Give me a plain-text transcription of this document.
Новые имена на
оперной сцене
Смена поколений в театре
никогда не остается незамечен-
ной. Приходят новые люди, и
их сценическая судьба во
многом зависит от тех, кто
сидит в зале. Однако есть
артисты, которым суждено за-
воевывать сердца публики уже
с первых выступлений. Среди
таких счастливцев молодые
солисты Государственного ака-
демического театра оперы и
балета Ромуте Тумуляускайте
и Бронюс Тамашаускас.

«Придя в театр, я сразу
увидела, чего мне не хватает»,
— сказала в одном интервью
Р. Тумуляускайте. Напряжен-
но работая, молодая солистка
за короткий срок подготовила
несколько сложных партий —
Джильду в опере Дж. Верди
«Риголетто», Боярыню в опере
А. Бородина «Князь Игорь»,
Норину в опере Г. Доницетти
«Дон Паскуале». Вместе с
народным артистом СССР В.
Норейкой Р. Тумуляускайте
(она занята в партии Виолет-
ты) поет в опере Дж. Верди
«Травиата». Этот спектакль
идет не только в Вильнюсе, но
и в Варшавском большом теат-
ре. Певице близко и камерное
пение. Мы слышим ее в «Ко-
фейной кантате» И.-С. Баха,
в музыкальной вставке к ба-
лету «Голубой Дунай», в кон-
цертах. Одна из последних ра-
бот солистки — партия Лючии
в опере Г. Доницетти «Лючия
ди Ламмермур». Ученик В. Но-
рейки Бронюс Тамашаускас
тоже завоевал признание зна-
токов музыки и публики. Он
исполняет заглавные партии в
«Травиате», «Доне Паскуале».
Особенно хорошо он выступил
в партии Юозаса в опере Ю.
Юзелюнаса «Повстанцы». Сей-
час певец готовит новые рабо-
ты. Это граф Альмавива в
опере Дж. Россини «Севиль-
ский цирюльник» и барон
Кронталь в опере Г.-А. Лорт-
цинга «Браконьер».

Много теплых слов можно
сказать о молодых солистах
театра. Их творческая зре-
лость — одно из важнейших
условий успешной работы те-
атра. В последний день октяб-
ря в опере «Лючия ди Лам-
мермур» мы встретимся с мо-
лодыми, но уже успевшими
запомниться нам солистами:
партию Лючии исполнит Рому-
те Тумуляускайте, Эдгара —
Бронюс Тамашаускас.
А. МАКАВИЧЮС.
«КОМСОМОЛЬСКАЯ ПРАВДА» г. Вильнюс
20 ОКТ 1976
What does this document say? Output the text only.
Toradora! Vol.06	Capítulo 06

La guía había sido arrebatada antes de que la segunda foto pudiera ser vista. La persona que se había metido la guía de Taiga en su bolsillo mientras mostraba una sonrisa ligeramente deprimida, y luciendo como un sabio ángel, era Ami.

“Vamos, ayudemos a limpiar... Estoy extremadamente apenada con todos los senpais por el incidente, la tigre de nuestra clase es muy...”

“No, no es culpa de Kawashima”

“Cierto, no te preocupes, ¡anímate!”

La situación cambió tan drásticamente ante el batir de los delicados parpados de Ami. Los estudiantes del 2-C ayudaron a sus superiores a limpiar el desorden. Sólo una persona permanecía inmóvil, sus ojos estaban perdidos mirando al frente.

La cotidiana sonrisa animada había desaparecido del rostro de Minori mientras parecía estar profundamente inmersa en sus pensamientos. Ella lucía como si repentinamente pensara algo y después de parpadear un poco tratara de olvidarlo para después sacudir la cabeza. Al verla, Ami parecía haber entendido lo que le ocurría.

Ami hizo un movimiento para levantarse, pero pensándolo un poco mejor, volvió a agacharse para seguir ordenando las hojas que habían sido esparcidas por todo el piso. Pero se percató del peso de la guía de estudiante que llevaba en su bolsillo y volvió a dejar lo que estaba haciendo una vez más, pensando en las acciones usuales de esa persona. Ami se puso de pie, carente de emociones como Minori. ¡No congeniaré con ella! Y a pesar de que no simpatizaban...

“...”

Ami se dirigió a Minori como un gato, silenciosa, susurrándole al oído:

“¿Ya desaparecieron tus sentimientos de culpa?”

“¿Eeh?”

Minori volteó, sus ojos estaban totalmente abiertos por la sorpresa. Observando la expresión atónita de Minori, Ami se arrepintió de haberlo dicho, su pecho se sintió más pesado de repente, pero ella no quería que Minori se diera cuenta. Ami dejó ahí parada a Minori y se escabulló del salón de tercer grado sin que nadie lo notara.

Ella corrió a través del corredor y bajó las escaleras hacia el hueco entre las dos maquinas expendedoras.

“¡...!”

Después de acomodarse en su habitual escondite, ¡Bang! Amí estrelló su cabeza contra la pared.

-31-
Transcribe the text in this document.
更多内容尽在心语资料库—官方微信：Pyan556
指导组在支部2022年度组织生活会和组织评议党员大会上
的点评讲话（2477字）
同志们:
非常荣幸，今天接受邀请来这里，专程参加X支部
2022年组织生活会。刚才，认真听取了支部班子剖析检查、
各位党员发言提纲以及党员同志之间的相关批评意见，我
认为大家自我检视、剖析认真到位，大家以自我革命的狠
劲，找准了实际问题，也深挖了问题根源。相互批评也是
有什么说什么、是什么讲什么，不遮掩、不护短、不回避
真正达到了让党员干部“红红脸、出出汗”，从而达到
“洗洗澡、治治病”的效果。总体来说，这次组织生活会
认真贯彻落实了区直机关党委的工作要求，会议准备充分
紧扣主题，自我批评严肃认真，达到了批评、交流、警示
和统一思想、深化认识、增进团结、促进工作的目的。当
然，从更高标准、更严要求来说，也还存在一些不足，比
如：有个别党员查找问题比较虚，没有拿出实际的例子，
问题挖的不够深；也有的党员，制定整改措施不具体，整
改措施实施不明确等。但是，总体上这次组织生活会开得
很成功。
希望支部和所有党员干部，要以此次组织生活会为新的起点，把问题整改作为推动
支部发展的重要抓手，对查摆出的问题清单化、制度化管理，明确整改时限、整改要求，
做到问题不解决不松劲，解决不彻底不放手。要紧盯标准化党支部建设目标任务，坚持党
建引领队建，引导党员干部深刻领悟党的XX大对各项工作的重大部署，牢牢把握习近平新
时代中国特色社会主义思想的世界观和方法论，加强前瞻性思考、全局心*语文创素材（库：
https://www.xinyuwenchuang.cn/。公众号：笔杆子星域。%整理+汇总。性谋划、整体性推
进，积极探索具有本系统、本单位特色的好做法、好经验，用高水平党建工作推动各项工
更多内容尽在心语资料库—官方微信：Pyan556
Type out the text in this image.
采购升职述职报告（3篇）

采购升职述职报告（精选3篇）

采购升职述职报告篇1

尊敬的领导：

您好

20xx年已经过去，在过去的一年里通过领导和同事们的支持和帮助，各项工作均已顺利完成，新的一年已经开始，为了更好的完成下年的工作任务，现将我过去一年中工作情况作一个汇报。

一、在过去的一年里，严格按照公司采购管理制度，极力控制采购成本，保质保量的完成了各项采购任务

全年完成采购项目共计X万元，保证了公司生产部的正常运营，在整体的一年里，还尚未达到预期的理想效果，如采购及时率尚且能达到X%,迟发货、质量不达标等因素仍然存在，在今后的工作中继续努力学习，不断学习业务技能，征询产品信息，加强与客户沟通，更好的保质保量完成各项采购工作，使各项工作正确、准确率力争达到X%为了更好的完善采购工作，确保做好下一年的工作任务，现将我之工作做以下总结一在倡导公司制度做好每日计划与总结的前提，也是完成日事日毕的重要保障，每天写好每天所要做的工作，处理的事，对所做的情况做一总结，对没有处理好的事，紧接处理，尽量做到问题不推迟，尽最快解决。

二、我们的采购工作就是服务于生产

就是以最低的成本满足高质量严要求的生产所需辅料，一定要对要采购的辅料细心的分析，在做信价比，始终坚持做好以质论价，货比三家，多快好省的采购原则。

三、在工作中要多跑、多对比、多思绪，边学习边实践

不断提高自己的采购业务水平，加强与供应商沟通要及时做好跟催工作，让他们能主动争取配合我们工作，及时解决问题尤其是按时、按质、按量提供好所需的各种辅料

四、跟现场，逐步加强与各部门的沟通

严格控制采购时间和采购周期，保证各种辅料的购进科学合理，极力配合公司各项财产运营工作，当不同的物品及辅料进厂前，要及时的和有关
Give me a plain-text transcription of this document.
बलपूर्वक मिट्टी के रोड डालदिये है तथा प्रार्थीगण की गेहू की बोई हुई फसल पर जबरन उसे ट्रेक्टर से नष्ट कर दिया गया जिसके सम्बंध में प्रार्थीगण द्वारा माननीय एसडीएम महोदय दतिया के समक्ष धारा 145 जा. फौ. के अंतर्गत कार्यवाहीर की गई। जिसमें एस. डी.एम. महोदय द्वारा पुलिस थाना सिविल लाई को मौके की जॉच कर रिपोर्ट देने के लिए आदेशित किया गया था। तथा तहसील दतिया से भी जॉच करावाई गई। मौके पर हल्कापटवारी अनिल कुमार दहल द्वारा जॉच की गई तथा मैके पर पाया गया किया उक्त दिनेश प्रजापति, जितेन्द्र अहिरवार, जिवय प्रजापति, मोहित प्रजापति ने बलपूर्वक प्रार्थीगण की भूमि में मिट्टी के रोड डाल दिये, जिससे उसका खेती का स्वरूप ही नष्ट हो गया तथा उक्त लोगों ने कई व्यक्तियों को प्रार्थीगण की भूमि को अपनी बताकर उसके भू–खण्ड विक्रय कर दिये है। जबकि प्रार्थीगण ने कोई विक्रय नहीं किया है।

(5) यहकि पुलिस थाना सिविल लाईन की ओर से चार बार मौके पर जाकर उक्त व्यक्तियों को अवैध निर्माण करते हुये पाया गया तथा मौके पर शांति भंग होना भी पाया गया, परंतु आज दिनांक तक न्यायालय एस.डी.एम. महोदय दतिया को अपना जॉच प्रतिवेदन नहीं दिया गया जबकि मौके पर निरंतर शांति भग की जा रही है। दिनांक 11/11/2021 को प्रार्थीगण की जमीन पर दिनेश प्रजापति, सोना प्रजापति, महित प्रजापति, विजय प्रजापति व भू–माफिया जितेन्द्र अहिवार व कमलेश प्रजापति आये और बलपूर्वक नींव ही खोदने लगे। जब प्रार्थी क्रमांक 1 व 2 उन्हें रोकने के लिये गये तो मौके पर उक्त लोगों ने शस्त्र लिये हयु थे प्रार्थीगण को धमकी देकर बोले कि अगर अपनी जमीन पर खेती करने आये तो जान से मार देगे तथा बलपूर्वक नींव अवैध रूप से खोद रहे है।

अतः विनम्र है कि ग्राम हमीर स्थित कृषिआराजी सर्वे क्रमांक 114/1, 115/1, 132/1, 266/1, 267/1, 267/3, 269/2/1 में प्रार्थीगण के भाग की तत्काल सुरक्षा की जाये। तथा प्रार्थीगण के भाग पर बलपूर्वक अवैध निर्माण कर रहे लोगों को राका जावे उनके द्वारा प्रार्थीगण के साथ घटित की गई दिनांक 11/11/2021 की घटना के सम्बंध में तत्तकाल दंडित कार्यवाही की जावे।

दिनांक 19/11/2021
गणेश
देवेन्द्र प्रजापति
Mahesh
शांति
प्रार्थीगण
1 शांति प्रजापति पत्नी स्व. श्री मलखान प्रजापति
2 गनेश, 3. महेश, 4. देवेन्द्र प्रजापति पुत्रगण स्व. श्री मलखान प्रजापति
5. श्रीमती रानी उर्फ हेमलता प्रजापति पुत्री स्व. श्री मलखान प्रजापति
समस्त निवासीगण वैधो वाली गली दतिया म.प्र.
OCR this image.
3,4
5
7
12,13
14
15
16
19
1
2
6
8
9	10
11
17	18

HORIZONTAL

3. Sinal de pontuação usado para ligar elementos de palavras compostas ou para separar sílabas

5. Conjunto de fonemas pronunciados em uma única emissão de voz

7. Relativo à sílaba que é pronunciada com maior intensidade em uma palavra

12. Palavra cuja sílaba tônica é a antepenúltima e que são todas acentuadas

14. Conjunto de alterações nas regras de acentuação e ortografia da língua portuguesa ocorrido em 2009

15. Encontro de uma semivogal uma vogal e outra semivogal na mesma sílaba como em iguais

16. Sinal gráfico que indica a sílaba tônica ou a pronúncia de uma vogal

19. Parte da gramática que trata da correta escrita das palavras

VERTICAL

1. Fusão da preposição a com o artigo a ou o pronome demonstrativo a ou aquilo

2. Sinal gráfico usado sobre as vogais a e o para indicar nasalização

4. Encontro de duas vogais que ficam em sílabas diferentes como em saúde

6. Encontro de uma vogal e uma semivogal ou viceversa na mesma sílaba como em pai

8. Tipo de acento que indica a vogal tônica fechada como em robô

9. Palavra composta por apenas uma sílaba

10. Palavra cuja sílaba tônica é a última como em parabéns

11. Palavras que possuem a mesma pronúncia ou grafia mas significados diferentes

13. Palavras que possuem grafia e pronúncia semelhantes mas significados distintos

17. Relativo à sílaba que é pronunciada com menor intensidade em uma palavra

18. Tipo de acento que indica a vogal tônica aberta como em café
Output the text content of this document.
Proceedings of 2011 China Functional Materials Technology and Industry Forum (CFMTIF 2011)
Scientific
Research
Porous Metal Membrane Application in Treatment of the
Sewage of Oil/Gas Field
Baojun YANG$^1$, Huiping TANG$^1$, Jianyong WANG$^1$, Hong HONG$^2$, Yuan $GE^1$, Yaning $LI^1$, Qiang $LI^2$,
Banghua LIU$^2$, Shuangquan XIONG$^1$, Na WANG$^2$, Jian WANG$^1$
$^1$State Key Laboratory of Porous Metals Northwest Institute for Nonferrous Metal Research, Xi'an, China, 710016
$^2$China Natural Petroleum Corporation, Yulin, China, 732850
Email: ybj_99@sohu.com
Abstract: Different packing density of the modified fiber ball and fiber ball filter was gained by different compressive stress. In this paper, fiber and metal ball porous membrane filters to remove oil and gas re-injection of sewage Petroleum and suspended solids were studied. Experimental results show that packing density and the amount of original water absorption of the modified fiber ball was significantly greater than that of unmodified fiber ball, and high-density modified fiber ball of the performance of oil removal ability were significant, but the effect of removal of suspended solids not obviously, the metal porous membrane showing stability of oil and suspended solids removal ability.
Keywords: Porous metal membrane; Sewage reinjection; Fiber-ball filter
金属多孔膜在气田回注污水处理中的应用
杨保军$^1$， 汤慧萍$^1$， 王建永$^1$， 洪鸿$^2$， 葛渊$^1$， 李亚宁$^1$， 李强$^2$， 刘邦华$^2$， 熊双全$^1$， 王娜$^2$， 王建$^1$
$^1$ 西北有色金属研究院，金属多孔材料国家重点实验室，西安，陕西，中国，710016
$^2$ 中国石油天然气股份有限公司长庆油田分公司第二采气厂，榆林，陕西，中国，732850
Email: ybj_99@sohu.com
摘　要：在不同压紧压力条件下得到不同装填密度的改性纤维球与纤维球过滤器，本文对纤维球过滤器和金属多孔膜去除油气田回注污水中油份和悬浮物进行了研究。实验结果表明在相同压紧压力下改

──────

Repeat exactly the lines starting at the line with "Output the text content of this document." and ending with the final line of the entries. Include nothing else.

Output the text content of this document.
Proceedings of 2011 China Functional Materials Technology and Industry Forum (CFMTIF 2011)
Scientific
Research
Porous Metal Membrane Application in Treatment of the
Sewage of Oil/Gas Field
Baojun YANG$^1$, Huiping TANG$^1$, Jianyong WANG$^1$, Hong HONG$^2$, Yuan $GE^1$, Yaning $LI^1$, Qiang $LI^2$,
Banghua LIU$^2$, Shuangquan XIONG$^1$, Na WANG$^2$, Jian WANG$^1$
$^1$State Key Laboratory of Porous Metals Northwest Institute for Nonferrous Metal Research, Xi'an, China, 710016
$^2$China Natural Petroleum Corporation, Yulin, China, 732850
Email: ybj_99@sohu.com
Abstract: Different packing density of the modified fiber ball and fiber ball filter was gained by different compressive stress. In this paper, fiber and metal ball porous membrane filters to remove oil and gas re-injection of sewage Petroleum and suspended solids were studied. Experimental results show that packing density and the amount of original water absorption of the modified fiber ball was significantly greater than that of unmodified fiber ball, and high-density modified fiber ball of the performance of oil removal ability were significant, but the effect of removal of suspended solids not obviously, the metal porous membrane showing stability of oil and suspended solids removal ability.
Keywords: Porous metal membrane; Sewage reinjection; Fiber-ball filter
金属多孔膜在气田回注污水处理中的应用
杨保军$^1$， 汤慧萍$^1$， 王建永$^1$， 洪鸿$^2$， 葛渊$^1$， 李亚宁$^1$， 李强$^2$， 刘邦华$^2$， 熊双全$^1$， 王娜$^2$， 王建$^1$
$^1$ 西北有色金属研究院，金属多孔材料国家重点实验室，西安，陕西，中国，710016
$^2$ 中国石油天然气股份有限公司长庆油田分公司第二采气厂，榆林，陕西，中国，732850
Email: ybj_99@sohu.com
摘　要：在不同压紧压力条件下得到不同装填密度的改性纤维球与纤维球过滤器，本文对纤维球过滤器和金属多孔膜去除油气田回注污水中油份和悬浮物进行了研究。实验结果表明在相同压紧压力下改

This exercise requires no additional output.